# [RECORDS FOR THE TASK]
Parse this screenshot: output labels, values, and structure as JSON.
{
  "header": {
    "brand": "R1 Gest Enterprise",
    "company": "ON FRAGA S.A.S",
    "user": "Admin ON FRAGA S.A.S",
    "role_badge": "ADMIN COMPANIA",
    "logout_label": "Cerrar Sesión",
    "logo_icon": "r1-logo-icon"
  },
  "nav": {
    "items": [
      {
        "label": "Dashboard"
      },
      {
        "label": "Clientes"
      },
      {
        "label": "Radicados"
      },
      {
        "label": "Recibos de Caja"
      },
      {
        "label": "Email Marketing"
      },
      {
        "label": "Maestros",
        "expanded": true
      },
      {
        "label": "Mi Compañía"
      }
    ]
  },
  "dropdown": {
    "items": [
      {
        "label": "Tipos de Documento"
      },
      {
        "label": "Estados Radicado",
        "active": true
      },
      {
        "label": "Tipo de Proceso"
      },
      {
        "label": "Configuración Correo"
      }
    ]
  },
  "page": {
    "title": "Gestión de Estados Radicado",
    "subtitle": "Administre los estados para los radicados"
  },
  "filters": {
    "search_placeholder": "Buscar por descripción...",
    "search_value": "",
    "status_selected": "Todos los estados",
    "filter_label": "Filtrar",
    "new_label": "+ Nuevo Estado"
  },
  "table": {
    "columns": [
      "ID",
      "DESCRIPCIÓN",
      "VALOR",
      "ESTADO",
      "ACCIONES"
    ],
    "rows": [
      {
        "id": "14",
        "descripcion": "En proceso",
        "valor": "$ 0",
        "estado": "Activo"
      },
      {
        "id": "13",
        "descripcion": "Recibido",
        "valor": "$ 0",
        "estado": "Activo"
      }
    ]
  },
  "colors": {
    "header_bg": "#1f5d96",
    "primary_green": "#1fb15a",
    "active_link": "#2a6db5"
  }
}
* * *
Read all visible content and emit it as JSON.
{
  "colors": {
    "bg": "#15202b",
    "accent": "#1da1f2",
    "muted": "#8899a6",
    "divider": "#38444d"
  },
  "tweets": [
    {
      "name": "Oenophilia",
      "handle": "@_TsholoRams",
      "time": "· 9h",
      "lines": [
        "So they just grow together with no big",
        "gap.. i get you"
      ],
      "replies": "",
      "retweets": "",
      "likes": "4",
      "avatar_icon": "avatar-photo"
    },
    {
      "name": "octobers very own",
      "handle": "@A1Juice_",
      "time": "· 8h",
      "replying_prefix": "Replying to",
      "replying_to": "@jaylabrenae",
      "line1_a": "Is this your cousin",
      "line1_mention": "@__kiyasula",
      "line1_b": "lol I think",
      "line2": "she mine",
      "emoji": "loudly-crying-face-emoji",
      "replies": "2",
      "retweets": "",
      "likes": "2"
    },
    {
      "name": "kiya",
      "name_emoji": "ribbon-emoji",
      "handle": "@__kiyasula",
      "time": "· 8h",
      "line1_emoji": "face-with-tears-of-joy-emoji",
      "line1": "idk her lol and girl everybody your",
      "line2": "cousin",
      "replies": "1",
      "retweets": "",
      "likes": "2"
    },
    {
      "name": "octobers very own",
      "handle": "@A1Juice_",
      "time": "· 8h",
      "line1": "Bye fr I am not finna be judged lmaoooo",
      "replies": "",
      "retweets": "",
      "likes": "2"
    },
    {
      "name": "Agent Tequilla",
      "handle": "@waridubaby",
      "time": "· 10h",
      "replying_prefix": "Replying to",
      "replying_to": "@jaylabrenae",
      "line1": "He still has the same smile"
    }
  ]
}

# [WRITTEN TASK]
Search the data for the word "your" and copy each line where it appears.

# [THE SOLUTION]
      "line1_a": "Is this your cousin",
      "line1": "idk her lol and girl everybody your",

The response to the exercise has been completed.